*** DATA ***

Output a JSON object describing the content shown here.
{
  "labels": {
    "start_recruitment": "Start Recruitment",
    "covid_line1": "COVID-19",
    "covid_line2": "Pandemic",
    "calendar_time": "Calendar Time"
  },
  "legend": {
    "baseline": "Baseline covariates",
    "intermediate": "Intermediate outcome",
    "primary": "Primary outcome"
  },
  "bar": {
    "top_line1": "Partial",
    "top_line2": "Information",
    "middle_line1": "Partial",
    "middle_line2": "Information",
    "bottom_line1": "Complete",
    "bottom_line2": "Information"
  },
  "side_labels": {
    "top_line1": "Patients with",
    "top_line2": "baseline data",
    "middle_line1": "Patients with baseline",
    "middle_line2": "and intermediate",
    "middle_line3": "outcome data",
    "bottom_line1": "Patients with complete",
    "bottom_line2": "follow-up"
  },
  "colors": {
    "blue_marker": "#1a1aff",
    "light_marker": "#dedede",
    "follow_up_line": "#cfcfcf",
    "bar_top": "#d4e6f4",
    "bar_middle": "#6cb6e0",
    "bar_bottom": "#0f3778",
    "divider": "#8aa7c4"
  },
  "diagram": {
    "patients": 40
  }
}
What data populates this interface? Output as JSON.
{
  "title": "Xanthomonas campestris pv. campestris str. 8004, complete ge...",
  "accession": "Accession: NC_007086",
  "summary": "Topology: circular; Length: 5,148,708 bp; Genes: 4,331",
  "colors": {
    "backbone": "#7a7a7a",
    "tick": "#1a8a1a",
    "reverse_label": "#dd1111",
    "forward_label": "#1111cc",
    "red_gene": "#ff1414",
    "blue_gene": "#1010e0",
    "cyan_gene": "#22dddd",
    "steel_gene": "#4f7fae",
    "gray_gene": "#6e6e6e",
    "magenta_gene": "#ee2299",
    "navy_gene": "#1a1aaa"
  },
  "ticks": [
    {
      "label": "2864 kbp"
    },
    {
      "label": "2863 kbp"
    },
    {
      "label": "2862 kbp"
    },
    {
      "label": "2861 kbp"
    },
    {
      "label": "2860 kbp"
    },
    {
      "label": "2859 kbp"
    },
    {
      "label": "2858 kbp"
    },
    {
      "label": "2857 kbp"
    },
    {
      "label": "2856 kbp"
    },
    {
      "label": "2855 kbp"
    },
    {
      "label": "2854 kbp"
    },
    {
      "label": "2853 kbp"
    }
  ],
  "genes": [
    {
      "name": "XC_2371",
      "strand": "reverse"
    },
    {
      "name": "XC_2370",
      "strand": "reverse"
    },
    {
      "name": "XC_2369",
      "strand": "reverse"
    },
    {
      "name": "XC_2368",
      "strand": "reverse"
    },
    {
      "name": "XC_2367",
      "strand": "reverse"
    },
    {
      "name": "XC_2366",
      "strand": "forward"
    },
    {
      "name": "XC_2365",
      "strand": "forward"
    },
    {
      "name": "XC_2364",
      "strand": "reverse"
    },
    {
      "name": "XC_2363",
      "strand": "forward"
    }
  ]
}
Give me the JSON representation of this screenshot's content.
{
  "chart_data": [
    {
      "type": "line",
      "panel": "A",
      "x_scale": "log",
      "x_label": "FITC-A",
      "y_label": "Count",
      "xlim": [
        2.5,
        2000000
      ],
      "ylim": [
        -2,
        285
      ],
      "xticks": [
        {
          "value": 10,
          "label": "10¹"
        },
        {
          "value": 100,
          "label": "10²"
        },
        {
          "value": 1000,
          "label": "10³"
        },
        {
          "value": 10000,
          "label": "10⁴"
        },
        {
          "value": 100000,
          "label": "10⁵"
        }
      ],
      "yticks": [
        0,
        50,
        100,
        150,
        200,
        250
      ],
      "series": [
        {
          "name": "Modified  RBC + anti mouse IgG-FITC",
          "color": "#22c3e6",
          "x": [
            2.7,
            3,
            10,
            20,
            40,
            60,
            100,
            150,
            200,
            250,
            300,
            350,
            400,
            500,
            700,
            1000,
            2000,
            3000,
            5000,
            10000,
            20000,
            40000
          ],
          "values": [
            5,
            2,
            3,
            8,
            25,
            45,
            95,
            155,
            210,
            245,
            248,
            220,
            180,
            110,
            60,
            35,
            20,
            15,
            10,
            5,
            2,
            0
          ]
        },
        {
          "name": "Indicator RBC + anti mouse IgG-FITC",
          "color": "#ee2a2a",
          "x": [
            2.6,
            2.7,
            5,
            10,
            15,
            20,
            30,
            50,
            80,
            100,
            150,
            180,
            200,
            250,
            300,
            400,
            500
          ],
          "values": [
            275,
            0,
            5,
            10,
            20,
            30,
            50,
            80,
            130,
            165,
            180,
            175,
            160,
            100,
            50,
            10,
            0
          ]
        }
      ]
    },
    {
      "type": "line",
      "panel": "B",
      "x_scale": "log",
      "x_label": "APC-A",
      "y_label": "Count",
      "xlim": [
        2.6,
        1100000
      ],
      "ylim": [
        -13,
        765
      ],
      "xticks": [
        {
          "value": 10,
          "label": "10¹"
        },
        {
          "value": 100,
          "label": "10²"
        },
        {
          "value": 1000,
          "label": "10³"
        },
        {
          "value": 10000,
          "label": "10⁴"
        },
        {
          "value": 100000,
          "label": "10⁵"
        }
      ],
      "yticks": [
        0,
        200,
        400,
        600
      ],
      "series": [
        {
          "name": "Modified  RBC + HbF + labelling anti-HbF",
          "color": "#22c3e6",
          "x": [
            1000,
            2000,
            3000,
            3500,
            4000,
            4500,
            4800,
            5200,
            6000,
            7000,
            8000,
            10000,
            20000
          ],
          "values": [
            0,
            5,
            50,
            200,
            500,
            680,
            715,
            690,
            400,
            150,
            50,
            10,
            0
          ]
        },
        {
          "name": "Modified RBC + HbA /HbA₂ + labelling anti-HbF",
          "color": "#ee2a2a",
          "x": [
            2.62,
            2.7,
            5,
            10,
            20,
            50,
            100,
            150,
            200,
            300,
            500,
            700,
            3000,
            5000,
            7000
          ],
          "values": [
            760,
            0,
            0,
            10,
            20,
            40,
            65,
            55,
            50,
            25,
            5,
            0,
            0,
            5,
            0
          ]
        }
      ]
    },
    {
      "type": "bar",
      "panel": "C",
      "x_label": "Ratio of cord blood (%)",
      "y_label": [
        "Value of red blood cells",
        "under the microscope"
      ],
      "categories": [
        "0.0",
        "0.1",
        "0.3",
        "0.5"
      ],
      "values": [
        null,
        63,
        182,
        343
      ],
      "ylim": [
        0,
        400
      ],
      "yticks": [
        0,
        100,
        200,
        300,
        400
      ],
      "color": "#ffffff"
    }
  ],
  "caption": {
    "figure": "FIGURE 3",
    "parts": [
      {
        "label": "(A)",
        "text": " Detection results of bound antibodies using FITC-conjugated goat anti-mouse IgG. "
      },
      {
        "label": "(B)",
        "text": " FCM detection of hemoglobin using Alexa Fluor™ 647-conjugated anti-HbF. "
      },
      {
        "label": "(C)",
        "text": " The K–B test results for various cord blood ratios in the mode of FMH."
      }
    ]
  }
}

*** End of DATA ***

• [EXERCISE REQUIREMENTS]: Give back all the data exactly as written.

• [RESPONSE]:
Output a JSON object describing the content shown here.
{
  "labels": {
    "start_recruitment": "Start Recruitment",
    "covid_line1": "COVID-19",
    "covid_line2": "Pandemic",
    "calendar_time": "Calendar Time"
  },
  "legend": {
    "baseline": "Baseline covariates",
    "intermediate": "Intermediate outcome",
    "primary": "Primary outcome"
  },
  "bar": {
    "top_line1": "Partial",
    "top_line2": "Information",
    "middle_line1": "Partial",
    "middle_line2": "Information",
    "bottom_line1": "Complete",
    "bottom_line2": "Information"
  },
  "side_labels": {
    "top_line1": "Patients with",
    "top_line2": "baseline data",
    "middle_line1": "Patients with baseline",
    "middle_line2": "and intermediate",
    "middle_line3": "outcome data",
    "bottom_line1": "Patients with complete",
    "bottom_line2": "follow-up"
  },
  "colors": {
    "blue_marker": "#1a1aff",
    "light_marker": "#dedede",
    "follow_up_line": "#cfcfcf",
    "bar_top": "#d4e6f4",
    "bar_middle": "#6cb6e0",
    "bar_bottom": "#0f3778",
    "divider": "#8aa7c4"
  },
  "diagram": {
    "patients": 40
  }
}
What data populates this interface? Output as JSON.
{
  "title": "Xanthomonas campestris pv. campestris str. 8004, complete ge...",
  "accession": "Accession: NC_007086",
  "summary": "Topology: circular; Length: 5,148,708 bp; Genes: 4,331",
  "colors": {
    "backbone": "#7a7a7a",
    "tick": "#1a8a1a",
    "reverse_label": "#dd1111",
    "forward_label": "#1111cc",
    "red_gene": "#ff1414",
    "blue_gene": "#1010e0",
    "cyan_gene": "#22dddd",
    "steel_gene": "#4f7fae",
    "gray_gene": "#6e6e6e",
    "magenta_gene": "#ee2299",
    "navy_gene": "#1a1aaa"
  },
  "ticks": [
    {
      "label": "2864 kbp"
    },
    {
      "label": "2863 kbp"
    },
    {
      "label": "2862 kbp"
    },
    {
      "label": "2861 kbp"
    },
    {
      "label": "2860 kbp"
    },
    {
      "label": "2859 kbp"
    },
    {
      "label": "2858 kbp"
    },
    {
      "label": "2857 kbp"
    },
    {
      "label": "2856 kbp"
    },
    {
      "label": "2855 kbp"
    },
    {
      "label": "2854 kbp"
    },
    {
      "label": "2853 kbp"
    }
  ],
  "genes": [
    {
      "name": "XC_2371",
      "strand": "reverse"
    },
    {
      "name": "XC_2370",
      "strand": "reverse"
    },
    {
      "name": "XC_2369",
      "strand": "reverse"
    },
    {
      "name": "XC_2368",
      "strand": "reverse"
    },
    {
      "name": "XC_2367",
      "strand": "reverse"
    },
    {
      "name": "XC_2366",
      "strand": "forward"
    },
    {
      "name": "XC_2365",
      "strand": "forward"
    },
    {
      "name": "XC_2364",
      "strand": "reverse"
    },
    {
      "name": "XC_2363",
      "strand": "forward"
    }
  ]
}
Give me the JSON representation of this screenshot's content.
{
  "chart_data": [
    {
      "type": "line",
      "panel": "A",
      "x_scale": "log",
      "x_label": "FITC-A",
      "y_label": "Count",
      "xlim": [
        2.5,
        2000000
      ],
      "ylim": [
        -2,
        285
      ],
      "xticks": [
        {
          "value": 10,
          "label": "10¹"
        },
        {
          "value": 100,
          "label": "10²"
        },
        {
          "value": 1000,
          "label": "10³"
        },
        {
          "value": 10000,
          "label": "10⁴"
        },
        {
          "value": 100000,
          "label": "10⁵"
        }
      ],
      "yticks": [
        0,
        50,
        100,
        150,
        200,
        250
      ],
      "series": [
        {
          "name": "Modified  RBC + anti mouse IgG-FITC",
          "color": "#22c3e6",
          "x": [
            2.7,
            3,
            10,
            20,
            40,
            60,
            100,
            150,
            200,
            250,
            300,
            350,
            400,
            500,
            700,
            1000,
            2000,
            3000,
            5000,
            10000,
            20000,
            40000
          ],
          "values": [
            5,
            2,
            3,
            8,
            25,
            45,
            95,
            155,
            210,
            245,
            248,
            220,
            180,
            110,
            60,
            35,
            20,
            15,
            10,
            5,
            2,
            0
          ]
        },
        {
          "name": "Indicator RBC + anti mouse IgG-FITC",
          "color": "#ee2a2a",
          "x": [
            2.6,
            2.7,
            5,
            10,
            15,
            20,
            30,
            50,
            80,
            100,
            150,
            180,
            200,
            250,
            300,
            400,
            500
          ],
          "values": [
            275,
            0,
            5,
            10,
            20,
            30,
            50,
            80,
            130,
            165,
            180,
            175,
            160,
            100,
            50,
            10,
            0
          ]
        }
      ]
    },
    {
      "type": "line",
      "panel": "B",
      "x_scale": "log",
      "x_label": "APC-A",
      "y_label": "Count",
      "xlim": [
        2.6,
        1100000
      ],
      "ylim": [
        -13,
        765
      ],
      "xticks": [
        {
          "value": 10,
          "label": "10¹"
        },
        {
          "value": 100,
          "label": "10²"
        },
        {
          "value": 1000,
          "label": "10³"
        },
        {
          "value": 10000,
          "label": "10⁴"
        },
        {
          "value": 100000,
          "label": "10⁵"
        }
      ],
      "yticks": [
        0,
        200,
        400,
        600
      ],
      "series": [
        {
          "name": "Modified  RBC + HbF + labelling anti-HbF",
          "color": "#22c3e6",
          "x": [
            1000,
            2000,
            3000,
            3500,
            4000,
            4500,
            4800,
            5200,
            6000,
            7000,
            8000,
            10000,
            20000
          ],
          "values": [
            0,
            5,
            50,
            200,
            500,
            680,
            715,
            690,
            400,
            150,
            50,
            10,
            0
          ]
        },
        {
          "name": "Modified RBC + HbA /HbA₂ + labelling anti-HbF",
          "color": "#ee2a2a",
          "x": [
            2.62,
            2.7,
            5,
            10,
            20,
            50,
            100,
            150,
            200,
            300,
            500,
            700,
            3000,
            5000,
            7000
          ],
          "values": [
            760,
            0,
            0,
            10,
            20,
            40,
            65,
            55,
            50,
            25,
            5,
            0,
            0,
            5,
            0
          ]
        }
      ]
    },
    {
      "type": "bar",
      "panel": "C",
      "x_label": "Ratio of cord blood (%)",
      "y_label": [
        "Value of red blood cells",
        "under the microscope"
      ],
      "categories": [
        "0.0",
        "0.1",
        "0.3",
        "0.5"
      ],
      "values": [
        null,
        63,
        182,
        343
      ],
      "ylim": [
        0,
        400
      ],
      "yticks": [
        0,
        100,
        200,
        300,
        400
      ],
      "color": "#ffffff"
    }
  ],
  "caption": {
    "figure": "FIGURE 3",
    "parts": [
      {
        "label": "(A)",
        "text": " Detection results of bound antibodies using FITC-conjugated goat anti-mouse IgG. "
      },
      {
        "label": "(B)",
        "text": " FCM detection of hemoglobin using Alexa Fluor™ 647-conjugated anti-HbF. "
      },
      {
        "label": "(C)",
        "text": " The K–B test results for various cord blood ratios in the mode of FMH."
      }
    ]
  }
}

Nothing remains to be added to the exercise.